> _Required task_:
Pick out the lines below that include the string "this".

◇ ◇ ◇ ◇ ◇

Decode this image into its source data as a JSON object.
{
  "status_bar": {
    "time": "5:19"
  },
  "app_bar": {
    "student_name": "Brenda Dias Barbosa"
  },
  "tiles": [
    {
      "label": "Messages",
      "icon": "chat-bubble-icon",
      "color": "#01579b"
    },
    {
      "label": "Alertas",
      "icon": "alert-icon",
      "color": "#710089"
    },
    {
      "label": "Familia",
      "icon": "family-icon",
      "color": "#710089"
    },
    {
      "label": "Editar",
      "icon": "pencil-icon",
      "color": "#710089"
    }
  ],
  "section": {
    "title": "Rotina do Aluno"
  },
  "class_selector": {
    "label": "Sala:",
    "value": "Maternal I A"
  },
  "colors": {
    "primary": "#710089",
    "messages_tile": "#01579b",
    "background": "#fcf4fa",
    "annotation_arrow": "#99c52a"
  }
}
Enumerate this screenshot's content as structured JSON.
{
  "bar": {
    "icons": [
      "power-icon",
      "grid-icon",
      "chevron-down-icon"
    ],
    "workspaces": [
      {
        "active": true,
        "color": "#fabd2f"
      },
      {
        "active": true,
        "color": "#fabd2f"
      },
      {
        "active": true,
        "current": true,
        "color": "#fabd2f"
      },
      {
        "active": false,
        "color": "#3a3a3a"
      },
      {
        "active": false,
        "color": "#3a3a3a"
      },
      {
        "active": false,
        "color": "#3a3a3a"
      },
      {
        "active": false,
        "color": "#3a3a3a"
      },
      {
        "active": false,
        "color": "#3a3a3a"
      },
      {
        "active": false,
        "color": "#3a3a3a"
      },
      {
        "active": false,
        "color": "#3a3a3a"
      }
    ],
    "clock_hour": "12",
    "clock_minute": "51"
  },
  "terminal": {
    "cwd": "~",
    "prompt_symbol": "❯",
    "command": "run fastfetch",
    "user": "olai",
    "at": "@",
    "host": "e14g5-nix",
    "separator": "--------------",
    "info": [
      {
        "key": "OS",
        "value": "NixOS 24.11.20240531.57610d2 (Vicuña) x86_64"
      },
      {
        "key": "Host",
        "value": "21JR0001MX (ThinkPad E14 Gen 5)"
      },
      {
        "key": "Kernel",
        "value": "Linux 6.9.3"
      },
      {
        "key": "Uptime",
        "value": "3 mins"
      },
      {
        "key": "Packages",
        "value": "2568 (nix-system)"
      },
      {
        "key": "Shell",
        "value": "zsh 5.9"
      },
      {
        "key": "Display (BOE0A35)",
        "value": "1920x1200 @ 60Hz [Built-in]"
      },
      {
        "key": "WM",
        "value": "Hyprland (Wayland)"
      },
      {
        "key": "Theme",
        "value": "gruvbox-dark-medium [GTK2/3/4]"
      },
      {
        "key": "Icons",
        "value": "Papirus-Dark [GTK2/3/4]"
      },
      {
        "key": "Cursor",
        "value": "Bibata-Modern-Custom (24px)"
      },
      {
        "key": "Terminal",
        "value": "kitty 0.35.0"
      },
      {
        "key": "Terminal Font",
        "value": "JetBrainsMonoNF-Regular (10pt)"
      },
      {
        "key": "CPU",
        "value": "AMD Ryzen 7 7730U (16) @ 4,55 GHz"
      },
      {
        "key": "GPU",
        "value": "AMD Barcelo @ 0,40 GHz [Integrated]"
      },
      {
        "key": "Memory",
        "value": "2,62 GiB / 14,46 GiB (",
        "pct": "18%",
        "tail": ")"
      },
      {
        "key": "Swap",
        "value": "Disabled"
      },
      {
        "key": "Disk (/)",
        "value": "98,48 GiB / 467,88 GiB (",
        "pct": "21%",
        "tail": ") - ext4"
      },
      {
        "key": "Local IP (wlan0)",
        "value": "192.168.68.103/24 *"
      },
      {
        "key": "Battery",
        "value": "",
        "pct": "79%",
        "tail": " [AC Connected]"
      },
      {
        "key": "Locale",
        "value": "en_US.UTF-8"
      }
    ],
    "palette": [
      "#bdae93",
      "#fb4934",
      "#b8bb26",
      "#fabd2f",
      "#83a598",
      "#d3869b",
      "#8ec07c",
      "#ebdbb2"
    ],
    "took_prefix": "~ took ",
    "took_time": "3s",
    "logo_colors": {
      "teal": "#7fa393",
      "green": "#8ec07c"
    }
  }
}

◇ ◇ ◇ ◇ ◇

> _Written answer_:
Decode this image into its source data as a JSON object.
Enumerate this screenshot's content as structured JSON.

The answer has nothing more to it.